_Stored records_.

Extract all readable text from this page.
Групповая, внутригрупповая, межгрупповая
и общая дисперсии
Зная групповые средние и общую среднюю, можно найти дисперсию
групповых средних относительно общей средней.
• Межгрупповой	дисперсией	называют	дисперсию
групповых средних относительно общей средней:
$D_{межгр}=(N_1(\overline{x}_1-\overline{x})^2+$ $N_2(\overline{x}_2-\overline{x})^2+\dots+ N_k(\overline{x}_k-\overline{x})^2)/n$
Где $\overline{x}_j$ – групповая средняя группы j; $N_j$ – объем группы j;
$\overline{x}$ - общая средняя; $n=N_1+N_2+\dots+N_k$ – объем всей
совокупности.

_Your goal_. Using the listing above, return all lines where the word "overline" occurs.

_Task answer_.
$D_{межгр}=(N_1(\overline{x}_1-\overline{x})^2+$ $N_2(\overline{x}_2-\overline{x})^2+\dots+ N_k(\overline{x}_k-\overline{x})^2)/n$
Где $\overline{x}_j$ – групповая средняя группы j; $N_j$ – объем группы j;
$\overline{x}$ - общая средняя; $n=N_1+N_2+\dots+N_k$ – объем всей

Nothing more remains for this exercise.